* GIVEN REQUEST *
Copy every line of the data that contains the string "this".

* DATASET ENTRIES *
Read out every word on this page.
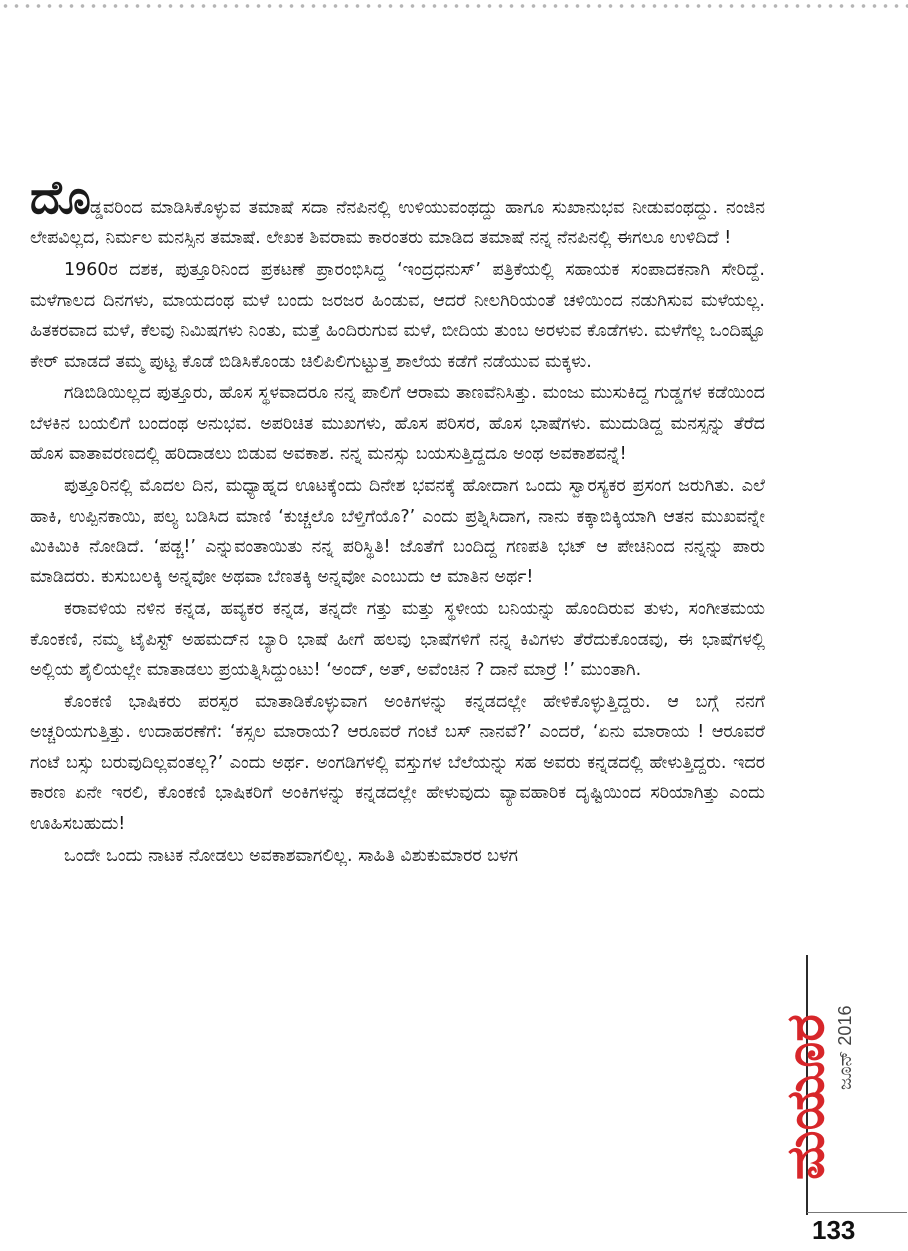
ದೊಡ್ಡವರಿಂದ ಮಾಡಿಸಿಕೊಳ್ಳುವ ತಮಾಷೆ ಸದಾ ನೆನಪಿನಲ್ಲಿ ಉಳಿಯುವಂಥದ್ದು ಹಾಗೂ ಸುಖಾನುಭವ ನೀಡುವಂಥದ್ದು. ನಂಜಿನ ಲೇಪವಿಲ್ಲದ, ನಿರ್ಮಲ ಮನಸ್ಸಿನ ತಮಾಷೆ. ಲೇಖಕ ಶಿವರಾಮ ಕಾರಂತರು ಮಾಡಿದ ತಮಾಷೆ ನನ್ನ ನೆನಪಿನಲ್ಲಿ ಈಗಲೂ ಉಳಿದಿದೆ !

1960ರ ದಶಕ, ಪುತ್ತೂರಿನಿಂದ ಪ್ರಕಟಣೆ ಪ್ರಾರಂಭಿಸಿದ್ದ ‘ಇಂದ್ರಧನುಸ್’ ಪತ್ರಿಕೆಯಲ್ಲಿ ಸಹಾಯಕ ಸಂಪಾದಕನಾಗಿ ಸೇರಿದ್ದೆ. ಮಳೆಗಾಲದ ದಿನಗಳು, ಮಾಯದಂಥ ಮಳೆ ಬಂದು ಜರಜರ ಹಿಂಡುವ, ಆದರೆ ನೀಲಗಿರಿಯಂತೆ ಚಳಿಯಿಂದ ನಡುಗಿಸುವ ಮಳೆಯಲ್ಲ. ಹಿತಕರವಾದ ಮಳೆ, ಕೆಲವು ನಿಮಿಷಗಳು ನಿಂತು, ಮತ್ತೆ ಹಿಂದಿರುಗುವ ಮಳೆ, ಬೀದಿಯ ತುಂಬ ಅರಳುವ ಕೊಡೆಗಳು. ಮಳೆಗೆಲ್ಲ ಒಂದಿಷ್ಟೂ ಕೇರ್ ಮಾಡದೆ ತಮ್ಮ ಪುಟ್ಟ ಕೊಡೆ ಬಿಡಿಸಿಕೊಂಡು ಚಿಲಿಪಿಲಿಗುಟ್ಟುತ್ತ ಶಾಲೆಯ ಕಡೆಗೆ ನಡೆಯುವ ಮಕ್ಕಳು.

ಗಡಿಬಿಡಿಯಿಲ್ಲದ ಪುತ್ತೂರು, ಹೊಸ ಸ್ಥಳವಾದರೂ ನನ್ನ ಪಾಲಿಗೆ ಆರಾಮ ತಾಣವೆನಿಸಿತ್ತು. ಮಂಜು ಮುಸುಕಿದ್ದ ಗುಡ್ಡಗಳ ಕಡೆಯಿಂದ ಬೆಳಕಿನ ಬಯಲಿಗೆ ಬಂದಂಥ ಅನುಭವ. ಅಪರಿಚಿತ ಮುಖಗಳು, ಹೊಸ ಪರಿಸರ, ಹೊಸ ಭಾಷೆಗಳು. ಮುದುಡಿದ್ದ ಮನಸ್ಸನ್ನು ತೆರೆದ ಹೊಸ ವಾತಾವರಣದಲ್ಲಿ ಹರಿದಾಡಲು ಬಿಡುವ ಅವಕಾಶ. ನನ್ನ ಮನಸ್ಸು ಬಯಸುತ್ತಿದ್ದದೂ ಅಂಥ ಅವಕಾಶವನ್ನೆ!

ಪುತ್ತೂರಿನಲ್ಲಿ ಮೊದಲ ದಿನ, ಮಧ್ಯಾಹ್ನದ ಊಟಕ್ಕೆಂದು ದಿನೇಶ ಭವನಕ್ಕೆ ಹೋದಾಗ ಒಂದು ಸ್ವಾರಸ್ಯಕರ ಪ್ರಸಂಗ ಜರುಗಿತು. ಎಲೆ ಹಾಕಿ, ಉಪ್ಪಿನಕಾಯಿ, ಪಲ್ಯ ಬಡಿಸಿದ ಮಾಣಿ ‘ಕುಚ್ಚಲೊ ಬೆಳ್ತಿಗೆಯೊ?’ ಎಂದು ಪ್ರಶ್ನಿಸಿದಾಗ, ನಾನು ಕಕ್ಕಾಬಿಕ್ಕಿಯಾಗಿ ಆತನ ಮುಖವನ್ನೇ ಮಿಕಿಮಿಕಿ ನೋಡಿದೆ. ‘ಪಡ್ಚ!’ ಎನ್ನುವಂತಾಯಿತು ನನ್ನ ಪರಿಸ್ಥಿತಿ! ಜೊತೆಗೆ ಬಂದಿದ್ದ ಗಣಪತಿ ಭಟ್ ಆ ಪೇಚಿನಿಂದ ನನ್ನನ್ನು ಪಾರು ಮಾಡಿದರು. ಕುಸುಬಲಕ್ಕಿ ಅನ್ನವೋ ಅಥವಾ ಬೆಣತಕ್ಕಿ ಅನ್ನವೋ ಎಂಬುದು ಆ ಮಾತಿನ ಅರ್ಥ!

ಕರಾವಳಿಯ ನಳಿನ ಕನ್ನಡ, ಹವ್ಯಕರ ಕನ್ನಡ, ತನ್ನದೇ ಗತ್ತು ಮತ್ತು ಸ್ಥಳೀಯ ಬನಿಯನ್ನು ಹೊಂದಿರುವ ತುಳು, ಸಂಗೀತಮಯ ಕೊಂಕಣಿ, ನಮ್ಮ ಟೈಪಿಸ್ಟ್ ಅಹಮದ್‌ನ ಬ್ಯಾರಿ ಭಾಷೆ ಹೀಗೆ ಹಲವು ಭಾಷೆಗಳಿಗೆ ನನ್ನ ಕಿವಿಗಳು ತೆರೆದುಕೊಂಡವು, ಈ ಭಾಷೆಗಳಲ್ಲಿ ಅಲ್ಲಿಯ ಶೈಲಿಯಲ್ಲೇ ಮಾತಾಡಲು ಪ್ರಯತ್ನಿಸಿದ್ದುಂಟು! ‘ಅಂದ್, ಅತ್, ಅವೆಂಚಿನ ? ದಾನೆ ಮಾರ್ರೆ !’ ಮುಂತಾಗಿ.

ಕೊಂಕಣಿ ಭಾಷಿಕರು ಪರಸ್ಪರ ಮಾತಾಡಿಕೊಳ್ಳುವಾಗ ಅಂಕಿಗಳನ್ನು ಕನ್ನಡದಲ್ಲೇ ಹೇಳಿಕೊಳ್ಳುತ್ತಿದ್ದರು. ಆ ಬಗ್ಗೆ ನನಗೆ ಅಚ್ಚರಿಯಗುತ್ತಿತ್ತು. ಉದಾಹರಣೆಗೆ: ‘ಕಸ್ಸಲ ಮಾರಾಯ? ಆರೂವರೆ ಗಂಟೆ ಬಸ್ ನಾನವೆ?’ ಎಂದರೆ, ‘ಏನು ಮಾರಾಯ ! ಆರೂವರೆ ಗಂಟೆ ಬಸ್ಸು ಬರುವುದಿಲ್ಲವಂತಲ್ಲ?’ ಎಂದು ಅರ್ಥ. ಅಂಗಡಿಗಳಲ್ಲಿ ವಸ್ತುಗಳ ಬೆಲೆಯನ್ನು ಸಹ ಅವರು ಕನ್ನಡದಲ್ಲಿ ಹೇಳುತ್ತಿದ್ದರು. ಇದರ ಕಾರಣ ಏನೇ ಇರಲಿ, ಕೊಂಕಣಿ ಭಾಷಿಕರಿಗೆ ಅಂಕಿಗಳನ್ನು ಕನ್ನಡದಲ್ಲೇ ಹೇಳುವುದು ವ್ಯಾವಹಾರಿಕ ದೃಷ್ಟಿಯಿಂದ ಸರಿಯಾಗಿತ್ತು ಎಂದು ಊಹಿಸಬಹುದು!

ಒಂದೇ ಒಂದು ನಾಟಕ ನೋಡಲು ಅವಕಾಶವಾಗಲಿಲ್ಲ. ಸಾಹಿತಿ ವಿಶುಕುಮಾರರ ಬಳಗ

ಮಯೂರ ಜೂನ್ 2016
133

--

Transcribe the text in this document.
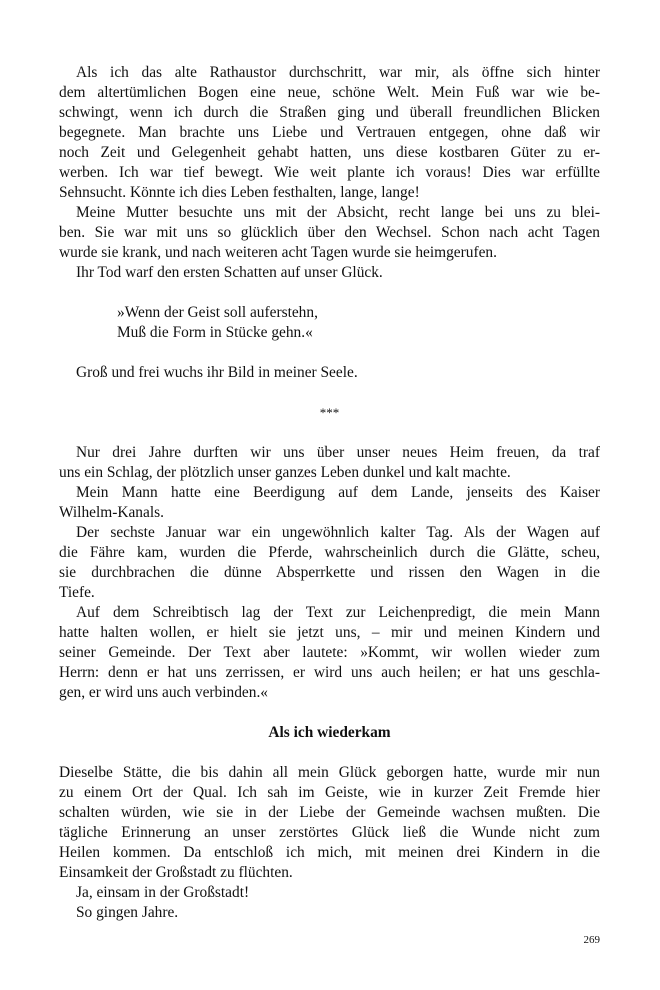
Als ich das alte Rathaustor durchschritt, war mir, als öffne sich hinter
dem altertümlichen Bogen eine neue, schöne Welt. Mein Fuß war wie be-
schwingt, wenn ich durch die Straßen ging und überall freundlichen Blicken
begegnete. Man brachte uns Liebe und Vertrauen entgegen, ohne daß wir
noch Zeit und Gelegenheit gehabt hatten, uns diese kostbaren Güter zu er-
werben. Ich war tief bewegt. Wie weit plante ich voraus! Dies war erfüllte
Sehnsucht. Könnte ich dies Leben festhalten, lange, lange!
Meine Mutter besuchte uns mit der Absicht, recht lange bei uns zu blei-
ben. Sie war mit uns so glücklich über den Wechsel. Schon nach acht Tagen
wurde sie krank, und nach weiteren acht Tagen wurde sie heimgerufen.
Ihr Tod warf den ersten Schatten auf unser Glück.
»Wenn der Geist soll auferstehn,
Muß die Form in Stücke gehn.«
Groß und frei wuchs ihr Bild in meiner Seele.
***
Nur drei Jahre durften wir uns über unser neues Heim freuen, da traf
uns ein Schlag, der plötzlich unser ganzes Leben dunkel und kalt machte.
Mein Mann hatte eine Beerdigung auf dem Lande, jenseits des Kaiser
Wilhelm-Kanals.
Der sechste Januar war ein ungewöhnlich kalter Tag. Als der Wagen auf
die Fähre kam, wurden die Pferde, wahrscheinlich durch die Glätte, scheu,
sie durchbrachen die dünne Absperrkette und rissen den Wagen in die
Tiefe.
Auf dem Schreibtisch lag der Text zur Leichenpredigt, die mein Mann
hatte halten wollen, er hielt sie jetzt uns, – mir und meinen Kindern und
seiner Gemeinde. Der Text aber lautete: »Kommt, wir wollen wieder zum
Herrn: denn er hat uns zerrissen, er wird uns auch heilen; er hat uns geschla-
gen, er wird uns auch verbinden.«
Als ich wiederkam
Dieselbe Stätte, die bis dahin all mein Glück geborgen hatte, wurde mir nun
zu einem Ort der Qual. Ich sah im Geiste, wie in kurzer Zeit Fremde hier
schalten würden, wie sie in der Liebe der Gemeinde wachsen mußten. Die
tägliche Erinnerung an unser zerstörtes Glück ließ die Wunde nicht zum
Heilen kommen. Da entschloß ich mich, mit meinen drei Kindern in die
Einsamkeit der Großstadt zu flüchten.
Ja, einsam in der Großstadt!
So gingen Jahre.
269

* EXERCISE RESPONSE *
Read out every word on this page.
Transcribe the text in this document.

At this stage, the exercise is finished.